Extracted information:
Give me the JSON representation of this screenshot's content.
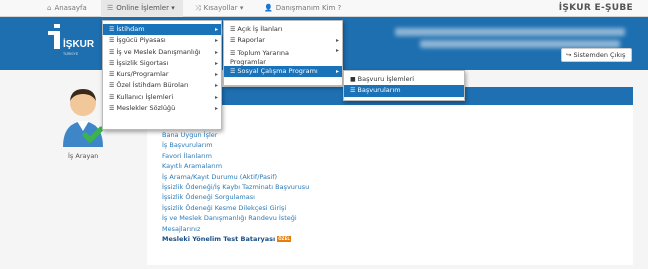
{
  "topnav": {
    "home": "Anasayfa",
    "online": "Online İşlemler",
    "shortcuts": "Kısayollar",
    "advisor": "Danışmanım Kim ?",
    "brand": "İŞKUR E-ŞUBE"
  },
  "header": {
    "logo_text": "İŞKUR",
    "logo_sub": "TÜRKİYE",
    "exit_label": "Sistemden Çıkış"
  },
  "user": {
    "caption": "İş Arayan"
  },
  "menu1": [
    {
      "label": "İstihdam",
      "active": true
    },
    {
      "label": "İşgücü Piyasası"
    },
    {
      "label": "İş ve Meslek Danışmanlığı"
    },
    {
      "label": "İşsizlik Sigortası"
    },
    {
      "label": "Kurs/Programlar"
    },
    {
      "label": "Özel İstihdam Büroları"
    },
    {
      "label": "Kullanıcı İşlemleri"
    },
    {
      "label": "Meslekler Sözlüğü"
    }
  ],
  "menu2": [
    {
      "label": "Açık İş İlanları"
    },
    {
      "label": "Raporlar"
    },
    {
      "label": "Toplum Yararına",
      "label2": "Programlar"
    },
    {
      "label": "Sosyal Çalışma Programı",
      "active": true
    }
  ],
  "menu3": [
    {
      "label": "Başvuru İşlemleri"
    },
    {
      "label": "Başvurularım",
      "active": true
    }
  ],
  "links": [
    "Bana Uygun İşler",
    "İş Başvurularım",
    "Favori İlanlarım",
    "Kayıtlı Aramalarım",
    "İş Arama/Kayıt Durumu (Aktif/Pasif)",
    "İşsizlik Ödeneği/İş Kaybı Tazminatı Başvurusu",
    "İşsizlik Ödeneği Sorgulaması",
    "İşsizlik Ödeneği Kesme Dilekçesi Girişi",
    "İş ve Meslek Danışmanlığı Randevu İsteği",
    "Mesajlarınız",
    "Mesleki Yönelim Test Bataryası"
  ],
  "badge": "ÖZEL",
  "colors": {
    "header": "#1d6fb0",
    "active": "#1a72b9",
    "link": "#2a7ab8"
  }
}
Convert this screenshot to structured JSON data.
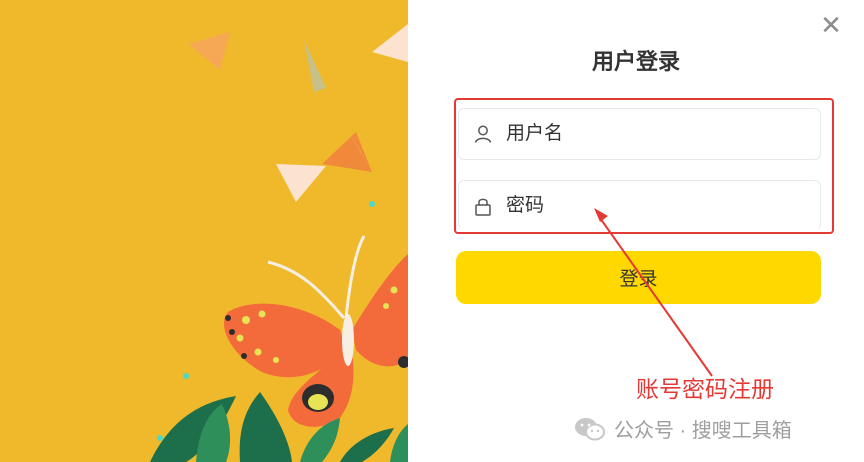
{
  "dialog": {
    "title": "用户登录",
    "close_glyph": "✕",
    "close_icon": "close-icon"
  },
  "form": {
    "username_placeholder": "用户名",
    "username_icon": "user-icon",
    "password_placeholder": "密码",
    "password_icon": "lock-icon",
    "login_label": "登录"
  },
  "annotation": {
    "text": "账号密码注册",
    "color": "#e53935"
  },
  "watermark": {
    "text": "公众号 · 搜嗖工具箱",
    "icon": "wechat-icon"
  },
  "colors": {
    "illustration_background": "#f0b92b",
    "login_button": "#ffd800",
    "title": "#333333"
  }
}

Problem details: Repeat each record exactly as shown above, dropping all images.

Complete output:
Give me the JSON representation of this screenshot's content.
{
  "topnav": {
    "home": "Anasayfa",
    "online": "Online İşlemler",
    "shortcuts": "Kısayollar",
    "advisor": "Danışmanım Kim ?",
    "brand": "İŞKUR E-ŞUBE"
  },
  "header": {
    "logo_text": "İŞKUR",
    "logo_sub": "TÜRKİYE",
    "exit_label": "Sistemden Çıkış"
  },
  "user": {
    "caption": "İş Arayan"
  },
  "menu1": [
    {
      "label": "İstihdam",
      "active": true
    },
    {
      "label": "İşgücü Piyasası"
    },
    {
      "label": "İş ve Meslek Danışmanlığı"
    },
    {
      "label": "İşsizlik Sigortası"
    },
    {
      "label": "Kurs/Programlar"
    },
    {
      "label": "Özel İstihdam Büroları"
    },
    {
      "label": "Kullanıcı İşlemleri"
    },
    {
      "label": "Meslekler Sözlüğü"
    }
  ],
  "menu2": [
    {
      "label": "Açık İş İlanları"
    },
    {
      "label": "Raporlar"
    },
    {
      "label": "Toplum Yararına",
      "label2": "Programlar"
    },
    {
      "label": "Sosyal Çalışma Programı",
      "active": true
    }
  ],
  "menu3": [
    {
      "label": "Başvuru İşlemleri"
    },
    {
      "label": "Başvurularım",
      "active": true
    }
  ],
  "links": [
    "Bana Uygun İşler",
    "İş Başvurularım",
    "Favori İlanlarım",
    "Kayıtlı Aramalarım",
    "İş Arama/Kayıt Durumu (Aktif/Pasif)",
    "İşsizlik Ödeneği/İş Kaybı Tazminatı Başvurusu",
    "İşsizlik Ödeneği Sorgulaması",
    "İşsizlik Ödeneği Kesme Dilekçesi Girişi",
    "İş ve Meslek Danışmanlığı Randevu İsteği",
    "Mesajlarınız",
    "Mesleki Yönelim Test Bataryası"
  ],
  "badge": "ÖZEL",
  "colors": {
    "header": "#1d6fb0",
    "active": "#1a72b9",
    "link": "#2a7ab8"
  }
}
Convert this screenshot to structured JSON data.
{
  "dialog": {
    "title": "用户登录",
    "close_glyph": "✕",
    "close_icon": "close-icon"
  },
  "form": {
    "username_placeholder": "用户名",
    "username_icon": "user-icon",
    "password_placeholder": "密码",
    "password_icon": "lock-icon",
    "login_label": "登录"
  },
  "annotation": {
    "text": "账号密码注册",
    "color": "#e53935"
  },
  "watermark": {
    "text": "公众号 · 搜嗖工具箱",
    "icon": "wechat-icon"
  },
  "colors": {
    "illustration_background": "#f0b92b",
    "login_button": "#ffd800",
    "title": "#333333"
  }
}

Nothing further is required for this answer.